■ **AIM**
Extract each line bearing the word "मकरण".

■ **Dataset entries**
★ ★ ★ ★ ★

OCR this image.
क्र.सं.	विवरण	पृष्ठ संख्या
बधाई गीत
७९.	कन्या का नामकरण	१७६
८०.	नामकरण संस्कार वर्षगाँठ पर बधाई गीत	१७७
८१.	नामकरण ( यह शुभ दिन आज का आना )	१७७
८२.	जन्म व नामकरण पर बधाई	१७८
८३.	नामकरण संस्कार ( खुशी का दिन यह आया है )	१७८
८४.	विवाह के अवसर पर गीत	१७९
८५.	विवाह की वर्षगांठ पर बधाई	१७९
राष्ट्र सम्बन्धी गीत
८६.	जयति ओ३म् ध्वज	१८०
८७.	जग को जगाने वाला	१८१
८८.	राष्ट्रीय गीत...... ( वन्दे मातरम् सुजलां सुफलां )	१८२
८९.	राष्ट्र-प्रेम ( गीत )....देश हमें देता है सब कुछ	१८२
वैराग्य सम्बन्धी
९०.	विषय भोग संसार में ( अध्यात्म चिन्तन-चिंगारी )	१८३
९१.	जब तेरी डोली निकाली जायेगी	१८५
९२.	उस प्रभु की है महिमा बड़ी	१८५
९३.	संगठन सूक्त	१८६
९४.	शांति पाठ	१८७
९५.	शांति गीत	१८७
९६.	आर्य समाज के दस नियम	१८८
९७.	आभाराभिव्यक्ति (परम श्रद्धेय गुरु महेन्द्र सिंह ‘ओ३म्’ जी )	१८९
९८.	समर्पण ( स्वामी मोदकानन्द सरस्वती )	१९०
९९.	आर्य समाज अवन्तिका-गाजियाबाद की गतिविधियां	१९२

★ ★ ★ ★ ★

■ **EXERCISE RESULT**
७९.	कन्या का नामकरण	१७६
८०.	नामकरण संस्कार वर्षगाँठ पर बधाई गीत	१७७
८१.	नामकरण ( यह शुभ दिन आज का आना )	१७७
८२.	जन्म व नामकरण पर बधाई	१७८
८३.	नामकरण संस्कार ( खुशी का दिन यह आया है )	१७८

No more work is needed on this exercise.